ArtSeen
MARTIN WONG Human Instamatic
The title of the powerful new Martin Wong retrospective at the Bronx Museum of the Arts, Human Instamatic, refers to the artist’s period as a street portraitist in Eureka, California in the late 1960s and early 1970s where, after graduating from college, he offered up his sketching services for $5 a pop. But the term also serves as an overarching theme of the exhibition. In this gathering of ninety-six paintings, the largest assembly of Wong’s works to date, the curators highlight Wong’s uniquely porous receptivity to the world around him, as well as his powers of transmission and interpretation. Wong drew from wildly disparate influences to create passionate, poetic, and meticulous works, at once personal and conceptually concise. He was a truly singular artist, and while taking in the breadth of his output at the Bronx Museum, one cannot help but feel just how great the losses of that era were, not just to AIDS but to the cultural life of the city.
On View
Bronx Museum Of The ArtsNovember 4, 2015 – February 14, 2016
New York
Wong has been the subject of a steady revival in the last few years. The Bronx show is the third chapter in an unofficial recent trilogy that began with Danh Vo’s installation of Wong’s personal collection of curiosities and Americana at the Guggenheim in 2012. This was followed in 2014 by City As Canvas: New York Graffiti Art from the Martin Wong Collection at the City of the Museum of New York, drawn from Wong’s considerable collection of graffiti and related ephemera, which he donated to the museum before he left New York in 1994. Wong’s influences and interests were so multivalent that his legacy cannot be reduced to any one medium, but it is his paintings that are his most poignant and most accessible legacy. An imaginary fourth chapter might further focus on Wong’s writing and his relationship to the Nuyorican poetry scene.
The current exhibition focuses on Wong as a creative force, organizing his paintings and some early archival material into chronological and thematic chapters, including self-portraits from his teenage years, a few early ceramics, and a rare, large-scale triptych from the late 1970s. But the exhibition is dominated by work made during Wong’s densely prolific New York years, including his sign language paintings, paintings and poetry collaborations with his friend and poet Miguel Piñero, his prison and storefront paintings, as well as his almost jarring late turn toward subjects relating to Chinatown and Chinese-American stereotypes and kitsch.
Born in 1946, Wong grew up in San Francisco. After receiving his undergraduate degree in 1968, he spent time with various hippie communes and artist collectives, creating props and sets for the theater collective the Angels of Light, as well as their better-remembered spin-off, The Cockettes. Wong relocated to New York in 1978, at the age of thirty-two, first moving to a waterfront SRO along the South Street seaport, before landing himself in a sixth floor walk up on Ridge Street, near Avenue B, and just around the corner from ABC No Rio. It was the vibrancy of his community, the romance of the East Village and downtown Manhattan—at once impoverished, apocalyptic, and vibrant—reinforced by the inspirational force of Piñero, one of the founders of ABC No Rio, that became the substance of the extraordinary paintings that followed. He quickly established a firm repertoire of motifs and techniques, mixing ripped-from-the-headlines subjects, images from the street, poetry, and text, with imagery and signs so dense with personal cosmic symbolism that they sometimes have the aura of the occult. All are rendered in a gritty color scheme that seems to still draw from the raw earth palette of his ceramics training.

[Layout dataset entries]
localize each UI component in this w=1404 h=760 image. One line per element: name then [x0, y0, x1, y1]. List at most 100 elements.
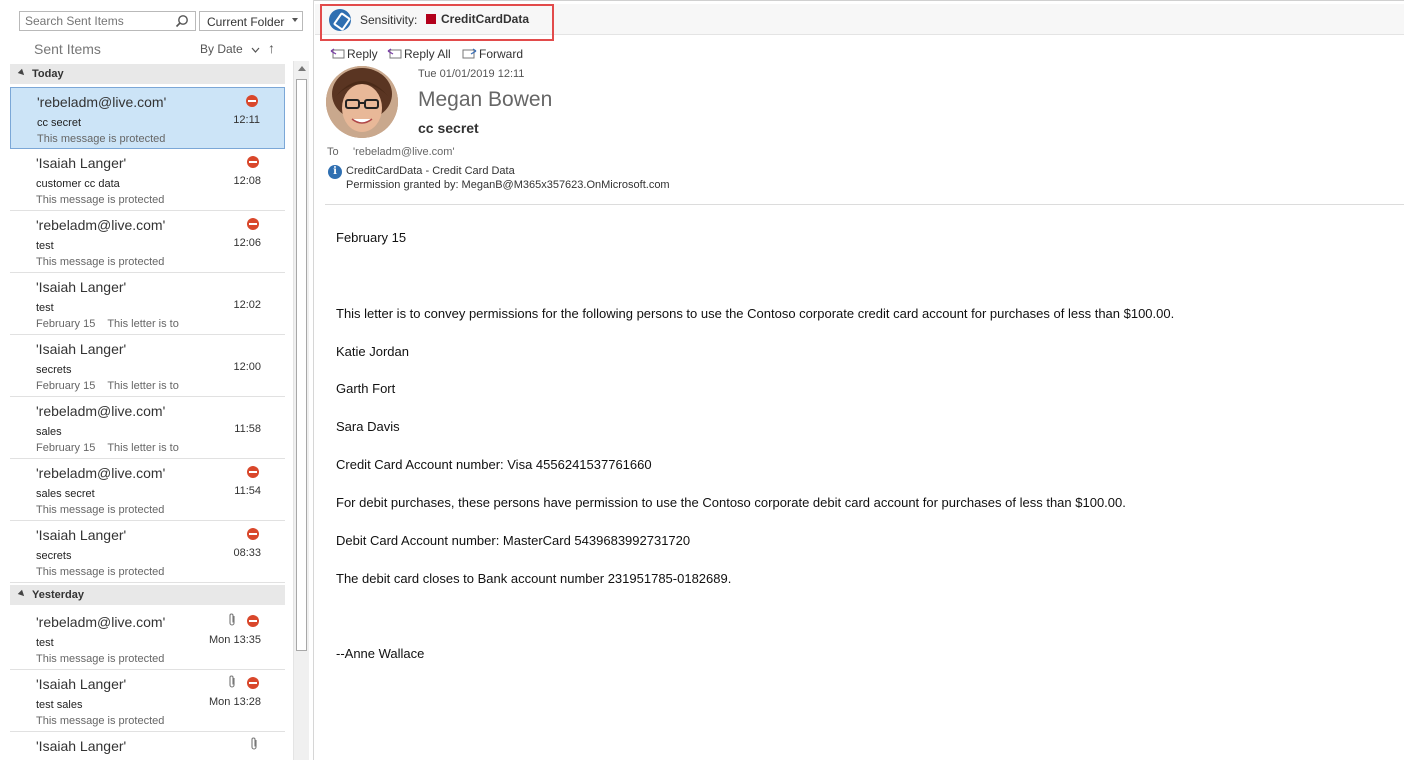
message-item[interactable]: 'Isaiah Langer'	[10, 732, 285, 760]
message-sender: 'Isaiah Langer'	[36, 527, 127, 543]
message-time: 11:54	[234, 485, 261, 497]
search-box[interactable]	[19, 11, 196, 31]
message-time: 12:06	[233, 237, 261, 249]
sensitivity-color-swatch	[426, 14, 436, 24]
group-header-yesterday[interactable]: Yesterday	[10, 585, 285, 605]
body-paragraph: This letter is to convey permissions for…	[336, 306, 1175, 321]
message-time: Mon 13:28	[209, 696, 261, 708]
to-recipient[interactable]: 'rebeladm@live.com'	[353, 146, 455, 158]
message-item[interactable]: 'rebeladm@live.com' test This message is…	[10, 608, 285, 670]
protected-icon	[247, 156, 259, 168]
message-preview: February 15 This letter is to	[36, 380, 179, 392]
message-sender: 'rebeladm@live.com'	[36, 217, 166, 233]
message-subject: customer cc data	[36, 178, 120, 190]
message-subject: test	[36, 637, 54, 649]
sensitivity-tag-icon[interactable]	[329, 9, 351, 31]
search-input[interactable]	[20, 12, 170, 30]
protected-icon	[247, 528, 259, 540]
search-scope-value: Current Folder	[207, 15, 285, 29]
message-time: 12:00	[233, 361, 261, 373]
group-header-today[interactable]: Today	[10, 64, 285, 84]
permission-title: CreditCardData - Credit Card Data	[346, 165, 515, 177]
attachment-icon	[250, 737, 259, 754]
to-label: To	[327, 146, 339, 158]
info-icon: i	[328, 165, 342, 179]
message-subject-heading: cc secret	[418, 120, 479, 136]
body-paragraph: February 15	[336, 230, 407, 245]
message-sender: 'Isaiah Langer'	[36, 279, 127, 295]
search-scope-dropdown[interactable]: Current Folder	[199, 11, 303, 31]
message-item[interactable]: 'rebeladm@live.com' sales February 15 Th…	[10, 397, 285, 459]
search-icon[interactable]	[175, 14, 189, 28]
protected-icon	[247, 466, 259, 478]
body-paragraph: Debit Card Account number: MasterCard 54…	[336, 533, 691, 548]
body-paragraph: Katie Jordan	[336, 344, 409, 359]
sort-by-label: By Date	[200, 42, 243, 56]
protected-icon	[247, 218, 259, 230]
message-item[interactable]: 'Isaiah Langer' test sales This message …	[10, 670, 285, 732]
reply-all-button[interactable]: Reply All	[387, 46, 451, 61]
forward-button[interactable]: Forward	[462, 46, 523, 61]
permission-granted: Permission granted by: MeganB@M365x35762…	[346, 179, 670, 191]
message-item[interactable]: 'Isaiah Langer' customer cc data This me…	[10, 149, 285, 211]
scroll-up-arrow-icon[interactable]	[298, 66, 306, 71]
message-item[interactable]: 'rebeladm@live.com' sales secret This me…	[10, 459, 285, 521]
forward-icon	[462, 48, 477, 59]
message-preview: This message is protected	[36, 194, 165, 206]
message-subject: test	[36, 302, 54, 314]
attachment-icon	[228, 613, 237, 630]
attachment-icon	[228, 675, 237, 692]
collapse-triangle-icon	[17, 68, 27, 78]
sender-name[interactable]: Megan Bowen	[418, 88, 552, 112]
message-sender: 'Isaiah Langer'	[36, 676, 127, 692]
sort-direction-button[interactable]: ↑	[268, 40, 275, 56]
body-paragraph: The debit card closes to Bank account nu…	[336, 571, 732, 586]
message-list-scrollbar[interactable]	[293, 61, 309, 760]
message-time: 08:33	[233, 547, 261, 559]
message-date: Tue 01/01/2019 12:11	[418, 68, 525, 80]
message-item[interactable]: 'Isaiah Langer' secrets This message is …	[10, 521, 285, 583]
message-time: Mon 13:35	[209, 634, 261, 646]
message-preview: This message is protected	[36, 566, 165, 578]
body-paragraph: Sara Davis	[336, 419, 400, 434]
reply-all-icon	[387, 48, 402, 59]
sensitivity-value[interactable]: CreditCardData	[441, 12, 529, 26]
chevron-down-icon	[251, 47, 260, 53]
reply-icon	[330, 48, 345, 59]
body-paragraph: For debit purchases, these persons have …	[336, 495, 1126, 510]
message-sender: 'Isaiah Langer'	[36, 341, 127, 357]
reading-pane: Sensitivity: CreditCardData Reply Reply …	[315, 4, 1404, 760]
message-preview: February 15 This letter is to	[36, 442, 179, 454]
protected-icon	[247, 677, 259, 689]
message-sender: 'rebeladm@live.com'	[36, 465, 166, 481]
reply-button[interactable]: Reply	[330, 46, 378, 61]
message-sender: 'Isaiah Langer'	[36, 738, 127, 754]
sort-by-dropdown[interactable]: By Date	[200, 42, 260, 56]
message-subject: test	[36, 240, 54, 252]
folder-name: Sent Items	[34, 41, 101, 57]
body-paragraph: --Anne Wallace	[336, 646, 425, 661]
scrollbar-thumb[interactable]	[296, 79, 307, 651]
message-preview: This message is protected	[37, 133, 166, 145]
message-subject: secrets	[36, 364, 72, 376]
message-preview: This message is protected	[36, 715, 165, 727]
protected-icon	[246, 95, 258, 107]
message-subject: sales	[36, 426, 62, 438]
message-sender: 'rebeladm@live.com'	[36, 614, 166, 630]
message-time: 11:58	[234, 423, 261, 435]
message-subject: cc secret	[37, 117, 82, 129]
message-item[interactable]: 'rebeladm@live.com' cc secret This messa…	[10, 87, 285, 149]
message-sender: 'rebeladm@live.com'	[37, 94, 167, 110]
message-time: 12:02	[233, 299, 261, 311]
sender-avatar[interactable]	[326, 66, 398, 138]
message-time: 12:11	[233, 114, 260, 126]
message-subject: secrets	[36, 550, 72, 562]
sensitivity-label: Sensitivity:	[360, 13, 418, 27]
message-list-pane: Current Folder Sent Items By Date ↑ Toda…	[0, 0, 314, 760]
message-item[interactable]: 'Isaiah Langer' secrets February 15 This…	[10, 335, 285, 397]
message-preview: This message is protected	[36, 653, 165, 665]
message-item[interactable]: 'Isaiah Langer' test February 15 This le…	[10, 273, 285, 335]
collapse-triangle-icon	[17, 589, 27, 599]
message-preview: This message is protected	[36, 256, 165, 268]
message-item[interactable]: 'rebeladm@live.com' test This message is…	[10, 211, 285, 273]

To do:
**1.** Quote the stretch of the Martin Wong review from "The current exhibition" through "stereotypes and kitsch.".
**2.** Please print the lines of the layout dataset entries, from the line that contains "732, 285, 760]" through the line that contains "46, 523, 61]".
The review and the entries are unrelated pieces of material.

Answers:
**1.**
The current exhibition focuses on Wong as a creative force, organizing his paintings and some early archival material into chronological and thematic chapters, including self-portraits from his teenage years, a few early ceramics, and a rare, large-scale triptych from the late 1970s. But the exhibition is dominated by work made during Wong’s densely prolific New York years, including his sign language paintings, paintings and poetry collaborations with his friend and poet Miguel Piñero, his prison and storefront paintings, as well as his almost jarring late turn toward subjects relating to Chinatown and Chinese-American stereotypes and kitsch.

**2.**
message-item[interactable]: 'Isaiah Langer'	[10, 732, 285, 760]
message-sender: 'Isaiah Langer'	[36, 527, 127, 543]
message-time: 11:54	[234, 485, 261, 497]
search-box[interactable]	[19, 11, 196, 31]
message-time: 12:06	[233, 237, 261, 249]
sensitivity-color-swatch	[426, 14, 436, 24]
group-header-yesterday[interactable]: Yesterday	[10, 585, 285, 605]
body-paragraph: This letter is to convey permissions for…	[336, 306, 1175, 321]
message-time: Mon 13:28	[209, 696, 261, 708]
to-recipient[interactable]: 'rebeladm@live.com'	[353, 146, 455, 158]
message-item[interactable]: 'rebeladm@live.com' test This message is…	[10, 608, 285, 670]
protected-icon	[247, 156, 259, 168]
message-preview: February 15 This letter is to	[36, 380, 179, 392]
message-sender: 'rebeladm@live.com'	[36, 217, 166, 233]
message-subject: customer cc data	[36, 178, 120, 190]
message-subject: test	[36, 637, 54, 649]
sensitivity-tag-icon[interactable]	[329, 9, 351, 31]
search-input[interactable]	[20, 12, 170, 30]
protected-icon	[247, 528, 259, 540]
search-scope-value: Current Folder	[207, 15, 285, 29]
message-time: 12:00	[233, 361, 261, 373]
group-header-today[interactable]: Today	[10, 64, 285, 84]
permission-title: CreditCardData - Credit Card Data	[346, 165, 515, 177]
attachment-icon	[250, 737, 259, 754]
to-label: To	[327, 146, 339, 158]
info-icon: i	[328, 165, 342, 179]
message-subject-heading: cc secret	[418, 120, 479, 136]
body-paragraph: February 15	[336, 230, 407, 245]
message-sender: 'Isaiah Langer'	[36, 279, 127, 295]
search-scope-dropdown[interactable]: Current Folder	[199, 11, 303, 31]
message-item[interactable]: 'rebeladm@live.com' sales February 15 Th…	[10, 397, 285, 459]
search-icon[interactable]	[175, 14, 189, 28]
protected-icon	[247, 466, 259, 478]
body-paragraph: Debit Card Account number: MasterCard 54…	[336, 533, 691, 548]
body-paragraph: Katie Jordan	[336, 344, 409, 359]
sort-by-label: By Date	[200, 42, 243, 56]
protected-icon	[247, 218, 259, 230]
message-item[interactable]: 'Isaiah Langer' test sales This message …	[10, 670, 285, 732]
reply-all-button[interactable]: Reply All	[387, 46, 451, 61]
forward-button[interactable]: Forward	[462, 46, 523, 61]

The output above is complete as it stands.